Data in this exercise -

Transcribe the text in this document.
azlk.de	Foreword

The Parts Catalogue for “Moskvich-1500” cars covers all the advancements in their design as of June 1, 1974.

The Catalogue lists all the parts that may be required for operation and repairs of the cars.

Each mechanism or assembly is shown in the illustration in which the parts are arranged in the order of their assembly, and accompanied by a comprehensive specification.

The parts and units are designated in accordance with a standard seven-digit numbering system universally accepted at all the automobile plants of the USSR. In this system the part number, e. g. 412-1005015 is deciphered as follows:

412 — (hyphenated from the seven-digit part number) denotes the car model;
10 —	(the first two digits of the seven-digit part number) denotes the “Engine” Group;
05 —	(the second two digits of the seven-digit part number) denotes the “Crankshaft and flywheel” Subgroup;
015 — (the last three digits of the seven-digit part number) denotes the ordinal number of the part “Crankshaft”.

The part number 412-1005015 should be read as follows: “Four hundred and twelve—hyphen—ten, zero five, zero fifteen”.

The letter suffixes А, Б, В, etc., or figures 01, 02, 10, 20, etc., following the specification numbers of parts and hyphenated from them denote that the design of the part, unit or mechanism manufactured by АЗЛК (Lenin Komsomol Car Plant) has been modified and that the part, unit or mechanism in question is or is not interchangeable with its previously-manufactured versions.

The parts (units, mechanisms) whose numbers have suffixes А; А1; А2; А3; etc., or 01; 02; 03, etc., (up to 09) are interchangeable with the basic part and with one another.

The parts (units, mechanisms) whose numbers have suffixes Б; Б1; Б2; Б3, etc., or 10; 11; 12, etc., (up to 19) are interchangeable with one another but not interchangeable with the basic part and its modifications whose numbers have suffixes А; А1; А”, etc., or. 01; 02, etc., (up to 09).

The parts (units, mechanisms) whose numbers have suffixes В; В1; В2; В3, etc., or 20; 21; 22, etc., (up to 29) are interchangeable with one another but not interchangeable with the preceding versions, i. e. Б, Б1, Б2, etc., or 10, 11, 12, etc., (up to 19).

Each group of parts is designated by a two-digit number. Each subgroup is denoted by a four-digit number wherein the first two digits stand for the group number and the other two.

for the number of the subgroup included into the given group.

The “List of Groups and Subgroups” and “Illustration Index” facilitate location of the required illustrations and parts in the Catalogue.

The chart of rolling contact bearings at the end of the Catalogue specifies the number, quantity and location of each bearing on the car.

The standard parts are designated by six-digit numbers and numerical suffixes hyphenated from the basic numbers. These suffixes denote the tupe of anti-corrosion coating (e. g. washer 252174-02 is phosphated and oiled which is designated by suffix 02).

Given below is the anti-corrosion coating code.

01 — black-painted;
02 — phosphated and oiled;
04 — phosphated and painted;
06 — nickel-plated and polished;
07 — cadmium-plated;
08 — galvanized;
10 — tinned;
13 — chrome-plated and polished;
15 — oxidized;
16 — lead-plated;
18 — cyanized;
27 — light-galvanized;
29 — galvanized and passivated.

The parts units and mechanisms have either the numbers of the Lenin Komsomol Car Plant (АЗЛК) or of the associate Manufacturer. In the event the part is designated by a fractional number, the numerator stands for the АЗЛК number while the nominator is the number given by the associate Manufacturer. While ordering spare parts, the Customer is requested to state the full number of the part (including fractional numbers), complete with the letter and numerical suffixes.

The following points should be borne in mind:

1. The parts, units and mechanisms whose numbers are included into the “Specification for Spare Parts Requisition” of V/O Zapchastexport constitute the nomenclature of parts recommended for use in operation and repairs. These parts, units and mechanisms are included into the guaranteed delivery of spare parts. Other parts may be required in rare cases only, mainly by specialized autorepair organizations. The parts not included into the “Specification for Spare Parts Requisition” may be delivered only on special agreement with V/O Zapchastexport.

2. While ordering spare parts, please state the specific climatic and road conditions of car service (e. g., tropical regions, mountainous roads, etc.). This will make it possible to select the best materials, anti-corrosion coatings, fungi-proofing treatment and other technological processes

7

Your goal - Return all of the entries exactly as written.

Completed task -
Transcribe the text in this document.
azlk.de	Foreword

The Parts Catalogue for “Moskvich-1500” cars covers all the advancements in their design as of June 1, 1974.

The Catalogue lists all the parts that may be required for operation and repairs of the cars.

Each mechanism or assembly is shown in the illustration in which the parts are arranged in the order of their assembly, and accompanied by a comprehensive specification.

The parts and units are designated in accordance with a standard seven-digit numbering system universally accepted at all the automobile plants of the USSR. In this system the part number, e. g. 412-1005015 is deciphered as follows:

412 — (hyphenated from the seven-digit part number) denotes the car model;
10 —	(the first two digits of the seven-digit part number) denotes the “Engine” Group;
05 —	(the second two digits of the seven-digit part number) denotes the “Crankshaft and flywheel” Subgroup;
015 — (the last three digits of the seven-digit part number) denotes the ordinal number of the part “Crankshaft”.

The part number 412-1005015 should be read as follows: “Four hundred and twelve—hyphen—ten, zero five, zero fifteen”.

The letter suffixes А, Б, В, etc., or figures 01, 02, 10, 20, etc., following the specification numbers of parts and hyphenated from them denote that the design of the part, unit or mechanism manufactured by АЗЛК (Lenin Komsomol Car Plant) has been modified and that the part, unit or mechanism in question is or is not interchangeable with its previously-manufactured versions.

The parts (units, mechanisms) whose numbers have suffixes А; А1; А2; А3; etc., or 01; 02; 03, etc., (up to 09) are interchangeable with the basic part and with one another.

The parts (units, mechanisms) whose numbers have suffixes Б; Б1; Б2; Б3, etc., or 10; 11; 12, etc., (up to 19) are interchangeable with one another but not interchangeable with the basic part and its modifications whose numbers have suffixes А; А1; А”, etc., or. 01; 02, etc., (up to 09).

The parts (units, mechanisms) whose numbers have suffixes В; В1; В2; В3, etc., or 20; 21; 22, etc., (up to 29) are interchangeable with one another but not interchangeable with the preceding versions, i. e. Б, Б1, Б2, etc., or 10, 11, 12, etc., (up to 19).

Each group of parts is designated by a two-digit number. Each subgroup is denoted by a four-digit number wherein the first two digits stand for the group number and the other two.

for the number of the subgroup included into the given group.

The “List of Groups and Subgroups” and “Illustration Index” facilitate location of the required illustrations and parts in the Catalogue.

The chart of rolling contact bearings at the end of the Catalogue specifies the number, quantity and location of each bearing on the car.

The standard parts are designated by six-digit numbers and numerical suffixes hyphenated from the basic numbers. These suffixes denote the tupe of anti-corrosion coating (e. g. washer 252174-02 is phosphated and oiled which is designated by suffix 02).

Given below is the anti-corrosion coating code.

01 — black-painted;
02 — phosphated and oiled;
04 — phosphated and painted;
06 — nickel-plated and polished;
07 — cadmium-plated;
08 — galvanized;
10 — tinned;
13 — chrome-plated and polished;
15 — oxidized;
16 — lead-plated;
18 — cyanized;
27 — light-galvanized;
29 — galvanized and passivated.

The parts units and mechanisms have either the numbers of the Lenin Komsomol Car Plant (АЗЛК) or of the associate Manufacturer. In the event the part is designated by a fractional number, the numerator stands for the АЗЛК number while the nominator is the number given by the associate Manufacturer. While ordering spare parts, the Customer is requested to state the full number of the part (including fractional numbers), complete with the letter and numerical suffixes.

The following points should be borne in mind:

1. The parts, units and mechanisms whose numbers are included into the “Specification for Spare Parts Requisition” of V/O Zapchastexport constitute the nomenclature of parts recommended for use in operation and repairs. These parts, units and mechanisms are included into the guaranteed delivery of spare parts. Other parts may be required in rare cases only, mainly by specialized autorepair organizations. The parts not included into the “Specification for Spare Parts Requisition” may be delivered only on special agreement with V/O Zapchastexport.

2. While ordering spare parts, please state the specific climatic and road conditions of car service (e. g., tropical regions, mountainous roads, etc.). This will make it possible to select the best materials, anti-corrosion coatings, fungi-proofing treatment and other technological processes

7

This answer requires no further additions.